WRITTEN INSTRUCTION:
Repeat the material in full. Keep every line exactly as it is.

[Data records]

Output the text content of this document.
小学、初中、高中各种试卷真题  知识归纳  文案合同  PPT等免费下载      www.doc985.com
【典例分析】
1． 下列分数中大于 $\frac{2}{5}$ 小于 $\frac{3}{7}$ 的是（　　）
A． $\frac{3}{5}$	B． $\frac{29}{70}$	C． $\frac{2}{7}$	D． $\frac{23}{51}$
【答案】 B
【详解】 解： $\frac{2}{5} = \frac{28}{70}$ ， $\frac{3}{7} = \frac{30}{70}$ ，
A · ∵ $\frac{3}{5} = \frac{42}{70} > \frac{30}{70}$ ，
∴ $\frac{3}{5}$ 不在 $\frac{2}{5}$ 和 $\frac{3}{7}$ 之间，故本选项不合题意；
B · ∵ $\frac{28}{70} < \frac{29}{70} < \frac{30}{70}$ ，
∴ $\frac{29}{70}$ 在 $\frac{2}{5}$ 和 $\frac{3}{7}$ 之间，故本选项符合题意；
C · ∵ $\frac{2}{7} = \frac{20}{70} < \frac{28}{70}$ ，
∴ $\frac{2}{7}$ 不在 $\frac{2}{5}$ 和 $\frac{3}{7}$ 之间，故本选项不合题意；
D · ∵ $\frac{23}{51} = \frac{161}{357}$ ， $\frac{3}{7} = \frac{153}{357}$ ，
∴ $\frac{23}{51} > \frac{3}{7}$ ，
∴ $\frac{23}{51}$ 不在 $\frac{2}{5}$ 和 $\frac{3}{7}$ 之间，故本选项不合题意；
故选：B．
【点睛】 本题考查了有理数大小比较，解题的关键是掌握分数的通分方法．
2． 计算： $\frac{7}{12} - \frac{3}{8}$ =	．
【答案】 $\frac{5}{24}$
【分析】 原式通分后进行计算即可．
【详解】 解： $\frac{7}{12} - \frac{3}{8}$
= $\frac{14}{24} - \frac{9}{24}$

ANSWER TO THE TASK:
Output the text content of this document.
小学、初中、高中各种试卷真题  知识归纳  文案合同  PPT等免费下载      www.doc985.com
【典例分析】
1． 下列分数中大于 $\frac{2}{5}$ 小于 $\frac{3}{7}$ 的是（　　）
A． $\frac{3}{5}$	B． $\frac{29}{70}$	C． $\frac{2}{7}$	D． $\frac{23}{51}$
【答案】 B
【详解】 解： $\frac{2}{5} = \frac{28}{70}$ ， $\frac{3}{7} = \frac{30}{70}$ ，
A · ∵ $\frac{3}{5} = \frac{42}{70} > \frac{30}{70}$ ，
∴ $\frac{3}{5}$ 不在 $\frac{2}{5}$ 和 $\frac{3}{7}$ 之间，故本选项不合题意；
B · ∵ $\frac{28}{70} < \frac{29}{70} < \frac{30}{70}$ ，
∴ $\frac{29}{70}$ 在 $\frac{2}{5}$ 和 $\frac{3}{7}$ 之间，故本选项符合题意；
C · ∵ $\frac{2}{7} = \frac{20}{70} < \frac{28}{70}$ ，
∴ $\frac{2}{7}$ 不在 $\frac{2}{5}$ 和 $\frac{3}{7}$ 之间，故本选项不合题意；
D · ∵ $\frac{23}{51} = \frac{161}{357}$ ， $\frac{3}{7} = \frac{153}{357}$ ，
∴ $\frac{23}{51} > \frac{3}{7}$ ，
∴ $\frac{23}{51}$ 不在 $\frac{2}{5}$ 和 $\frac{3}{7}$ 之间，故本选项不合题意；
故选：B．
【点睛】 本题考查了有理数大小比较，解题的关键是掌握分数的通分方法．
2． 计算： $\frac{7}{12} - \frac{3}{8}$ =	．
【答案】 $\frac{5}{24}$
【分析】 原式通分后进行计算即可．
【详解】 解： $\frac{7}{12} - \frac{3}{8}$
= $\frac{14}{24} - \frac{9}{24}$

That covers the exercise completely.